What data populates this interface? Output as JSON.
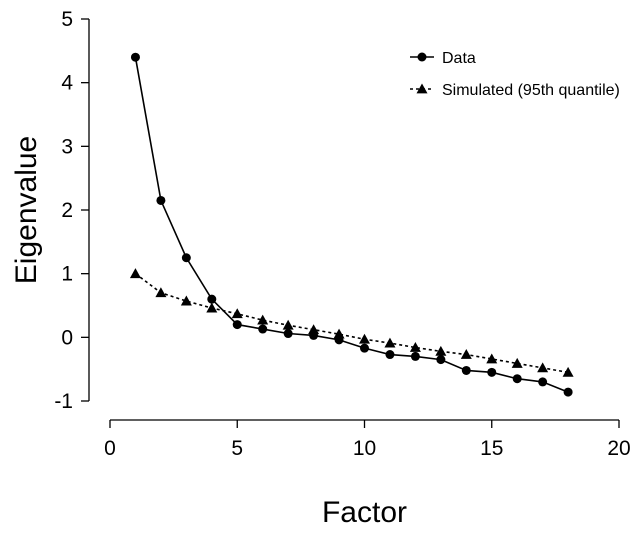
{
  "chart_data": {
    "type": "line",
    "xlabel": "Factor",
    "ylabel": "Eigenvalue",
    "xlim": [
      0,
      20
    ],
    "ylim": [
      -1,
      5
    ],
    "xticks": [
      0,
      5,
      10,
      15,
      20
    ],
    "yticks": [
      -1,
      0,
      1,
      2,
      3,
      4,
      5
    ],
    "grid": false,
    "legend_position": "top-right",
    "x": [
      1,
      2,
      3,
      4,
      5,
      6,
      7,
      8,
      9,
      10,
      11,
      12,
      13,
      14,
      15,
      16,
      17,
      18
    ],
    "series": [
      {
        "name": "Data",
        "marker": "circle",
        "line_style": "solid",
        "values": [
          4.4,
          2.15,
          1.25,
          0.6,
          0.2,
          0.13,
          0.06,
          0.03,
          -0.04,
          -0.17,
          -0.27,
          -0.3,
          -0.35,
          -0.52,
          -0.55,
          -0.65,
          -0.7,
          -0.86
        ]
      },
      {
        "name": "Simulated (95th quantile)",
        "marker": "triangle",
        "line_style": "dotted",
        "values": [
          1.0,
          0.7,
          0.57,
          0.46,
          0.37,
          0.27,
          0.19,
          0.12,
          0.05,
          -0.03,
          -0.09,
          -0.16,
          -0.22,
          -0.27,
          -0.34,
          -0.41,
          -0.48,
          -0.55
        ]
      }
    ]
  }
}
◆ ◆ ◆ ◆ ◆
> **Task to carry out**: Write out the listing above exactly as it stands, pictures excluded.

> **Solution below**:
What data populates this interface? Output as JSON.
{
  "chart_data": {
    "type": "line",
    "xlabel": "Factor",
    "ylabel": "Eigenvalue",
    "xlim": [
      0,
      20
    ],
    "ylim": [
      -1,
      5
    ],
    "xticks": [
      0,
      5,
      10,
      15,
      20
    ],
    "yticks": [
      -1,
      0,
      1,
      2,
      3,
      4,
      5
    ],
    "grid": false,
    "legend_position": "top-right",
    "x": [
      1,
      2,
      3,
      4,
      5,
      6,
      7,
      8,
      9,
      10,
      11,
      12,
      13,
      14,
      15,
      16,
      17,
      18
    ],
    "series": [
      {
        "name": "Data",
        "marker": "circle",
        "line_style": "solid",
        "values": [
          4.4,
          2.15,
          1.25,
          0.6,
          0.2,
          0.13,
          0.06,
          0.03,
          -0.04,
          -0.17,
          -0.27,
          -0.3,
          -0.35,
          -0.52,
          -0.55,
          -0.65,
          -0.7,
          -0.86
        ]
      },
      {
        "name": "Simulated (95th quantile)",
        "marker": "triangle",
        "line_style": "dotted",
        "values": [
          1.0,
          0.7,
          0.57,
          0.46,
          0.37,
          0.27,
          0.19,
          0.12,
          0.05,
          -0.03,
          -0.09,
          -0.16,
          -0.22,
          -0.27,
          -0.34,
          -0.41,
          -0.48,
          -0.55
        ]
      }
    ]
  }
}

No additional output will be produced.